## Input for this task
§ §
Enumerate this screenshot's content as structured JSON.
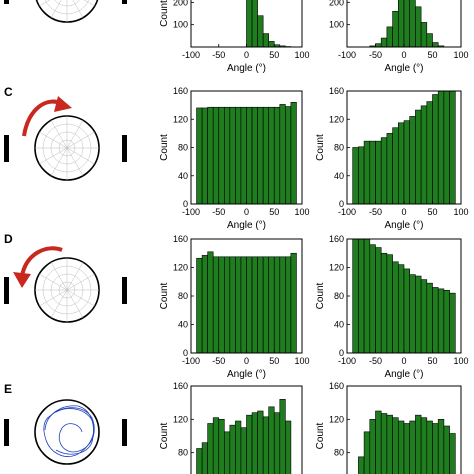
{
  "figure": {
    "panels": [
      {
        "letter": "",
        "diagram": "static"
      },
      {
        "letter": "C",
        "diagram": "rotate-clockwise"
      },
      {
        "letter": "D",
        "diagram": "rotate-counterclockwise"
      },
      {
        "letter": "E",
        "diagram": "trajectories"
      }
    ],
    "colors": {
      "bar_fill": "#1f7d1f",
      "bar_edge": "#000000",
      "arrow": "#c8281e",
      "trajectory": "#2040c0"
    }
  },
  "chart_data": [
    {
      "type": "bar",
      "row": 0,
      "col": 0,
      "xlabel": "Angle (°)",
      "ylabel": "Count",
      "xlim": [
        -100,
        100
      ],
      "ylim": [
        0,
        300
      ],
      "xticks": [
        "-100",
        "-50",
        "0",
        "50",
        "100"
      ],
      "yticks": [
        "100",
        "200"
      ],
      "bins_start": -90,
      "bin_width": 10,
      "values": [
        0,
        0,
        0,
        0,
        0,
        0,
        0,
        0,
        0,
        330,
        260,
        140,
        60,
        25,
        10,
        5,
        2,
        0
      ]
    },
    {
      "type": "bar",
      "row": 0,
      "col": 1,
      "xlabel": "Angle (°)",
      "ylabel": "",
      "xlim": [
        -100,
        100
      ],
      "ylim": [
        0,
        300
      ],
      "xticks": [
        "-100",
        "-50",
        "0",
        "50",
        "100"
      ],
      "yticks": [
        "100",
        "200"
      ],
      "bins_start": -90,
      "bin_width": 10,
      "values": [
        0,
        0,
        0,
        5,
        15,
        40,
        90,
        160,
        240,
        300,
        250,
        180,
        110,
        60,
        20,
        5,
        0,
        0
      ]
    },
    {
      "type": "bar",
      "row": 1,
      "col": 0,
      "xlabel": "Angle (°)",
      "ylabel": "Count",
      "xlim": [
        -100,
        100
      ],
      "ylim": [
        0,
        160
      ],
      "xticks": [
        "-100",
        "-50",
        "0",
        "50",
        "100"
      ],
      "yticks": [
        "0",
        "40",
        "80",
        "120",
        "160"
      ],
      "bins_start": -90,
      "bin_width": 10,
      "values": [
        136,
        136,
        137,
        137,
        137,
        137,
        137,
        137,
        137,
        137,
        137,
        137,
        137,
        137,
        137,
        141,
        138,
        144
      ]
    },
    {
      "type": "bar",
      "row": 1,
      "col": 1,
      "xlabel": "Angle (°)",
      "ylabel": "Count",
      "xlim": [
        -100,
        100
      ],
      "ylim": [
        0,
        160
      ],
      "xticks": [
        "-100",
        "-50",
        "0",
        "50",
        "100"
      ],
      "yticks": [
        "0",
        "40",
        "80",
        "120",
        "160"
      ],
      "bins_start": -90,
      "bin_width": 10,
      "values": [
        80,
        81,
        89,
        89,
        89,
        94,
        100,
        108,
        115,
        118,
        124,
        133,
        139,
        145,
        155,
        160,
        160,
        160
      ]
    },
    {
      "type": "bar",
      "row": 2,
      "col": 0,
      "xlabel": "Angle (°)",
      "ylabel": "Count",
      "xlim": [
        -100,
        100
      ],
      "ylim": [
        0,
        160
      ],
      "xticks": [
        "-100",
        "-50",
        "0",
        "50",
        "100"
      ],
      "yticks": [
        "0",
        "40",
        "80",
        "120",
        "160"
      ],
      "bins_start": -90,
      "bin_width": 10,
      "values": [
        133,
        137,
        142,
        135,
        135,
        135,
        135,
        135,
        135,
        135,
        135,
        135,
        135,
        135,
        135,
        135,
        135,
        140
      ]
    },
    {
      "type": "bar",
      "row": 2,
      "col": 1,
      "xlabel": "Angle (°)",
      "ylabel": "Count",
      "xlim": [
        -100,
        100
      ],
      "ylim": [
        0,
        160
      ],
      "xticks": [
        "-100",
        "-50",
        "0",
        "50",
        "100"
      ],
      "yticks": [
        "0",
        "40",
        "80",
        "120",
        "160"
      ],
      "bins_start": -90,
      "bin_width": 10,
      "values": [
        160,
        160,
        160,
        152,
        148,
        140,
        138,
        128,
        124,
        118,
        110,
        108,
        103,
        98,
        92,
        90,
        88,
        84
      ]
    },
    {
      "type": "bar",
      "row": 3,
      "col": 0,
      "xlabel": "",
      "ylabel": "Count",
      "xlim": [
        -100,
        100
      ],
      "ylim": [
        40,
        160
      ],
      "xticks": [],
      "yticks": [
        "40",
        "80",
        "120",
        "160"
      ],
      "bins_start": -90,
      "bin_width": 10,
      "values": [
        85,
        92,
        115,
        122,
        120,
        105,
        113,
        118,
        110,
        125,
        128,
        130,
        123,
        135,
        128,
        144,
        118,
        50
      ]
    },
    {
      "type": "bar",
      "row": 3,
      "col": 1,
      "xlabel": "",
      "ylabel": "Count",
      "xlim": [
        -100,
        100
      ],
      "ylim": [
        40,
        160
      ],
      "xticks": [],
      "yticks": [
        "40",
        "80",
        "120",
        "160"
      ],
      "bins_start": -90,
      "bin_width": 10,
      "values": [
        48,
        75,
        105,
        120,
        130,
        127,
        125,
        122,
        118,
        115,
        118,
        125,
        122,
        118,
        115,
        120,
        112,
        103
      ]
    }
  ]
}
§ §
## Challenge
Say how many lines in the records above hold "diagram", and give no other text.

## Expected answer
4